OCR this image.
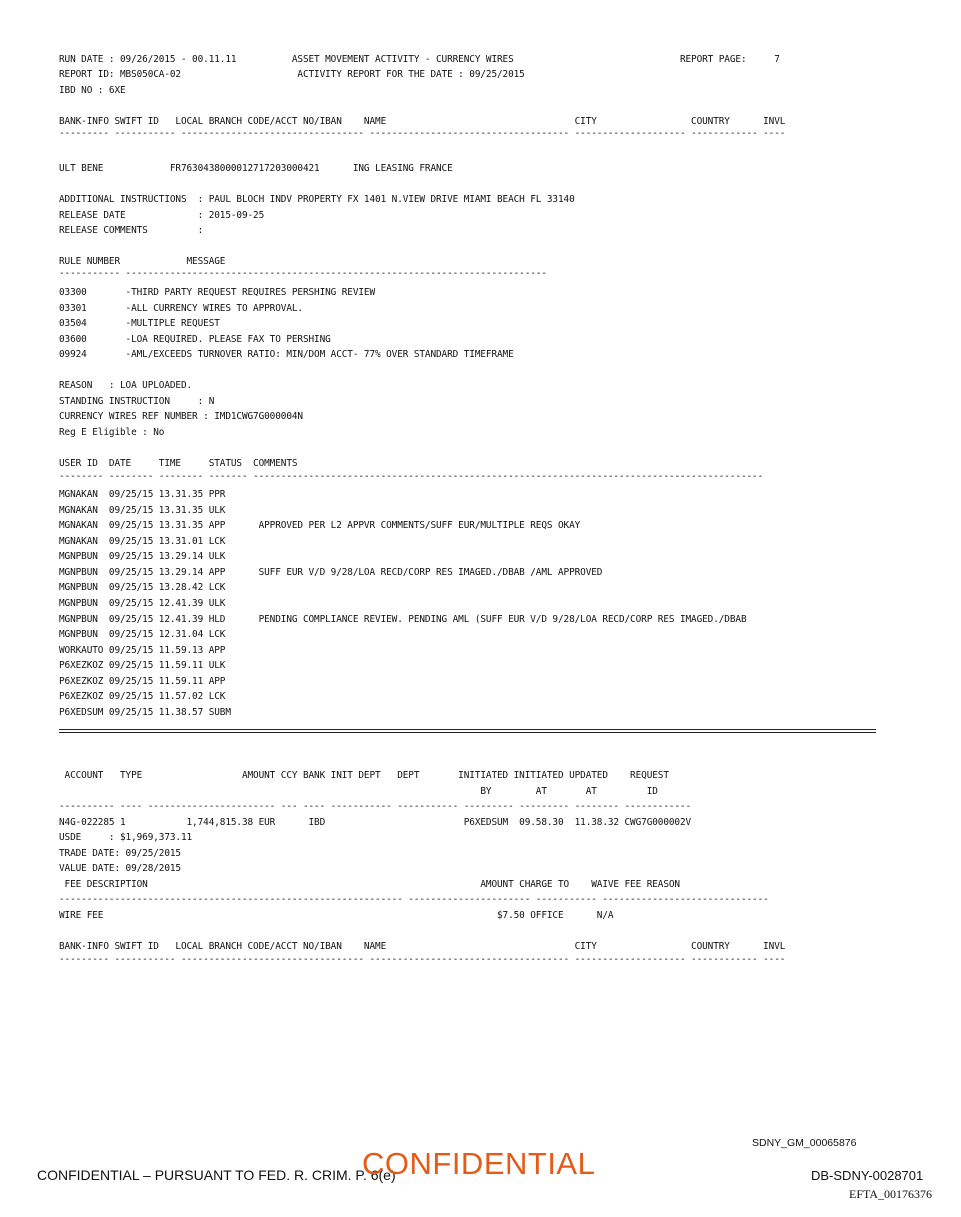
RUN DATE : 09/26/2015 - 00.11.11          ASSET MOVEMENT ACTIVITY - CURRENCY WIRES                              REPORT PAGE:     7
REPORT ID: MBS050CA-02                     ACTIVITY REPORT FOR THE DATE : 09/25/2015
IBD NO : 6XE
BANK-INFO SWIFT ID   LOCAL BRANCH CODE/ACCT NO/IBAN    NAME                                  CITY                 COUNTRY      INVL
--------- ----------- --------------------------------- ------------------------------------ -------------------- ------------ ----
ULT BENE            FR7630438000012717203000421      ING LEASING FRANCE
ADDITIONAL INSTRUCTIONS  : PAUL BLOCH INDV PROPERTY FX 1401 N.VIEW DRIVE MIAMI BEACH FL 33140
RELEASE DATE             : 2015-09-25
RELEASE COMMENTS         :
RULE NUMBER            MESSAGE
----------- ----------------------------------------------------------------------------
03300       -THIRD PARTY REQUEST REQUIRES PERSHING REVIEW
03301       -ALL CURRENCY WIRES TO APPROVAL.
03504       -MULTIPLE REQUEST
03600       -LOA REQUIRED. PLEASE FAX TO PERSHING
09924       -AML/EXCEEDS TURNOVER RATIO: MIN/DOM ACCT- 77% OVER STANDARD TIMEFRAME
REASON   : LOA UPLOADED.
STANDING INSTRUCTION     : N
CURRENCY WIRES REF NUMBER : IMD1CWG7G000004N
Reg E Eligible : No
USER ID  DATE     TIME     STATUS  COMMENTS
-------- -------- -------- ------- --------------------------------------------------------------------------------------------
MGNAKAN  09/25/15 13.31.35 PPR
MGNAKAN  09/25/15 13.31.35 ULK
MGNAKAN  09/25/15 13.31.35 APP      APPROVED PER L2 APPVR COMMENTS/SUFF EUR/MULTIPLE REQS OKAY
MGNAKAN  09/25/15 13.31.01 LCK
MGNPBUN  09/25/15 13.29.14 ULK
MGNPBUN  09/25/15 13.29.14 APP      SUFF EUR V/D 9/28/LOA RECD/CORP RES IMAGED./DBAB /AML APPROVED
MGNPBUN  09/25/15 13.28.42 LCK
MGNPBUN  09/25/15 12.41.39 ULK
MGNPBUN  09/25/15 12.41.39 HLD      PENDING COMPLIANCE REVIEW. PENDING AML (SUFF EUR V/D 9/28/LOA RECD/CORP RES IMAGED./DBAB
MGNPBUN  09/25/15 12.31.04 LCK
WORKAUTO 09/25/15 11.59.13 APP
P6XEZKOZ 09/25/15 11.59.11 ULK
P6XEZKOZ 09/25/15 11.59.11 APP
P6XEZKOZ 09/25/15 11.57.02 LCK
P6XEDSUM 09/25/15 11.38.57 SUBM
ACCOUNT   TYPE                  AMOUNT CCY BANK INIT DEPT   DEPT       INITIATED INITIATED UPDATED    REQUEST
BY        AT       AT         ID
---------- ---- ----------------------- --- ---- ----------- ----------- --------- --------- -------- ------------
N4G-022285 1           1,744,815.38 EUR      IBD                         P6XEDSUM  09.58.30  11.38.32 CWG7G000002V
USDE     : $1,969,373.11
TRADE DATE: 09/25/2015
VALUE DATE: 09/28/2015
FEE DESCRIPTION                                                            AMOUNT CHARGE TO    WAIVE FEE REASON
-------------------------------------------------------------- ---------------------- ----------- ------------------------------
WIRE FEE                                                                       $7.50 OFFICE      N/A
BANK-INFO SWIFT ID   LOCAL BRANCH CODE/ACCT NO/IBAN    NAME                                  CITY                 COUNTRY      INVL
--------- ----------- --------------------------------- ------------------------------------ -------------------- ------------ ----
SDNY_GM_00065876
CONFIDENTIAL – PURSUANT TO FED. R. CRIM. P. 6(e)
CONFIDENTIAL	DB-SDNY-0028701
EFTA_00176376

#### INSTRUCTION
Return all the entries word for word, but omit any pictures they contain.

#### OUTPUT OF THE EXERCISE
OCR this image.
RUN DATE : 09/26/2015 - 00.11.11          ASSET MOVEMENT ACTIVITY - CURRENCY WIRES                              REPORT PAGE:     7
REPORT ID: MBS050CA-02                     ACTIVITY REPORT FOR THE DATE : 09/25/2015
IBD NO : 6XE
BANK-INFO SWIFT ID   LOCAL BRANCH CODE/ACCT NO/IBAN    NAME                                  CITY                 COUNTRY      INVL
--------- ----------- --------------------------------- ------------------------------------ -------------------- ------------ ----
ULT BENE            FR7630438000012717203000421      ING LEASING FRANCE
ADDITIONAL INSTRUCTIONS  : PAUL BLOCH INDV PROPERTY FX 1401 N.VIEW DRIVE MIAMI BEACH FL 33140
RELEASE DATE             : 2015-09-25
RELEASE COMMENTS         :
RULE NUMBER            MESSAGE
----------- ----------------------------------------------------------------------------
03300       -THIRD PARTY REQUEST REQUIRES PERSHING REVIEW
03301       -ALL CURRENCY WIRES TO APPROVAL.
03504       -MULTIPLE REQUEST
03600       -LOA REQUIRED. PLEASE FAX TO PERSHING
09924       -AML/EXCEEDS TURNOVER RATIO: MIN/DOM ACCT- 77% OVER STANDARD TIMEFRAME
REASON   : LOA UPLOADED.
STANDING INSTRUCTION     : N
CURRENCY WIRES REF NUMBER : IMD1CWG7G000004N
Reg E Eligible : No
USER ID  DATE     TIME     STATUS  COMMENTS
-------- -------- -------- ------- --------------------------------------------------------------------------------------------
MGNAKAN  09/25/15 13.31.35 PPR
MGNAKAN  09/25/15 13.31.35 ULK
MGNAKAN  09/25/15 13.31.35 APP      APPROVED PER L2 APPVR COMMENTS/SUFF EUR/MULTIPLE REQS OKAY
MGNAKAN  09/25/15 13.31.01 LCK
MGNPBUN  09/25/15 13.29.14 ULK
MGNPBUN  09/25/15 13.29.14 APP      SUFF EUR V/D 9/28/LOA RECD/CORP RES IMAGED./DBAB /AML APPROVED
MGNPBUN  09/25/15 13.28.42 LCK
MGNPBUN  09/25/15 12.41.39 ULK
MGNPBUN  09/25/15 12.41.39 HLD      PENDING COMPLIANCE REVIEW. PENDING AML (SUFF EUR V/D 9/28/LOA RECD/CORP RES IMAGED./DBAB
MGNPBUN  09/25/15 12.31.04 LCK
WORKAUTO 09/25/15 11.59.13 APP
P6XEZKOZ 09/25/15 11.59.11 ULK
P6XEZKOZ 09/25/15 11.59.11 APP
P6XEZKOZ 09/25/15 11.57.02 LCK
P6XEDSUM 09/25/15 11.38.57 SUBM
ACCOUNT   TYPE                  AMOUNT CCY BANK INIT DEPT   DEPT       INITIATED INITIATED UPDATED    REQUEST
BY        AT       AT         ID
---------- ---- ----------------------- --- ---- ----------- ----------- --------- --------- -------- ------------
N4G-022285 1           1,744,815.38 EUR      IBD                         P6XEDSUM  09.58.30  11.38.32 CWG7G000002V
USDE     : $1,969,373.11
TRADE DATE: 09/25/2015
VALUE DATE: 09/28/2015
FEE DESCRIPTION                                                            AMOUNT CHARGE TO    WAIVE FEE REASON
-------------------------------------------------------------- ---------------------- ----------- ------------------------------
WIRE FEE                                                                       $7.50 OFFICE      N/A
BANK-INFO SWIFT ID   LOCAL BRANCH CODE/ACCT NO/IBAN    NAME                                  CITY                 COUNTRY      INVL
--------- ----------- --------------------------------- ------------------------------------ -------------------- ------------ ----
SDNY_GM_00065876
CONFIDENTIAL – PURSUANT TO FED. R. CRIM. P. 6(e)
CONFIDENTIAL	DB-SDNY-0028701
EFTA_00176376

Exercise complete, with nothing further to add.